Find all lines in the listing that include the word "Billing", then copy them.

▸ **Stored data**:
##########
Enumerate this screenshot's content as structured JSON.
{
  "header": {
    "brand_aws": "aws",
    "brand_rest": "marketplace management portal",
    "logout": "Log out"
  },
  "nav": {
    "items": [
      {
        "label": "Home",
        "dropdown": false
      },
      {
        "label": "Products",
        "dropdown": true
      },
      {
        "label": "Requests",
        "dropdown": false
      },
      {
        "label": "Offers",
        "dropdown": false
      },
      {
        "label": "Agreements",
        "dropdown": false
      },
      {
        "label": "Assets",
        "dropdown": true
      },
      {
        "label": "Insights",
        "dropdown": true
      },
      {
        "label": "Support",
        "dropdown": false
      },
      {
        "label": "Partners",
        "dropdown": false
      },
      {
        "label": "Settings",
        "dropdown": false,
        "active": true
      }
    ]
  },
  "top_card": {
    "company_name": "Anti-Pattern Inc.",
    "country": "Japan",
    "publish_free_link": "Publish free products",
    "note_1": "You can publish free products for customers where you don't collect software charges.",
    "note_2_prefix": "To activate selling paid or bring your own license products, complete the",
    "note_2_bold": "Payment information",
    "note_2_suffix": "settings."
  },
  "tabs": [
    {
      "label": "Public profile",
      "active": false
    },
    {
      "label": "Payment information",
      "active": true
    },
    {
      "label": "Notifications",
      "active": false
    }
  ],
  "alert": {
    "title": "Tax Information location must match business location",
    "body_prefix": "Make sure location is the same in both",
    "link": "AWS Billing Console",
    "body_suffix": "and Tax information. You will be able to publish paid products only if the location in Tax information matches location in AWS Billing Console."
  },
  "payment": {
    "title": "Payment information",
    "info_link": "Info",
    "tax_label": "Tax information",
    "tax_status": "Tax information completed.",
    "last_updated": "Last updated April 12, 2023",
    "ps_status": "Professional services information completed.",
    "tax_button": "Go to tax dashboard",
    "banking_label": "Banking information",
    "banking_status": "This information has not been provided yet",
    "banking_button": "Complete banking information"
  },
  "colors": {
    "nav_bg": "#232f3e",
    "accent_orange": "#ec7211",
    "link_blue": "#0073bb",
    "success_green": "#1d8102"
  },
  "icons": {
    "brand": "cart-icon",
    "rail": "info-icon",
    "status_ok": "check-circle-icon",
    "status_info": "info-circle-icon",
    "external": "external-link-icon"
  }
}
##########
▸ **ANSWER TO THIS EXERCISE**:
    "link": "AWS Billing Console",
    "body_suffix": "and Tax information. You will be able to publish paid products only if the location in Tax information matches location in AWS Billing Console."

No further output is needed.